___ EXERCISE INPUT

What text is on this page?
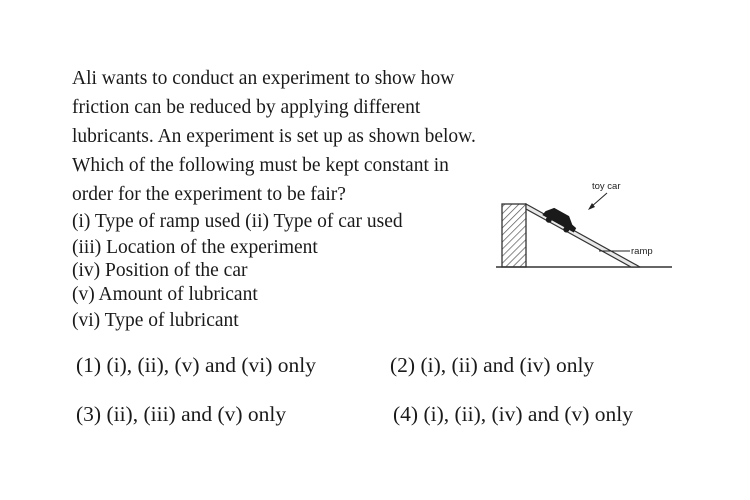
Ali wants to conduct an experiment to show how
friction can be reduced by applying different
lubricants. An experiment is set up as shown below.
Which of the following must be kept constant in
order for the experiment to be fair?
(i) Type of ramp used (ii) Type of car used
(iii) Location of the experiment
(iv) Position of the car
(v) Amount of lubricant
(vi) Type of lubricant
toy car
ramp
(1) (i), (ii), (v) and (vi) only	(2) (i), (ii) and (iv) only
(3) (ii), (iii) and (v) only	(4) (i), (ii), (iv) and (v) only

______

* **PROBLEM DESCRIPTION**
Leave out the pictures and transcribe everything else exactly.

* **ANSWER IN FULL**
What text is on this page?
Ali wants to conduct an experiment to show how
friction can be reduced by applying different
lubricants. An experiment is set up as shown below.
Which of the following must be kept constant in
order for the experiment to be fair?
(i) Type of ramp used (ii) Type of car used
(iii) Location of the experiment
(iv) Position of the car
(v) Amount of lubricant
(vi) Type of lubricant
toy car
ramp
(1) (i), (ii), (v) and (vi) only	(2) (i), (ii) and (iv) only
(3) (ii), (iii) and (v) only	(4) (i), (ii), (iv) and (v) only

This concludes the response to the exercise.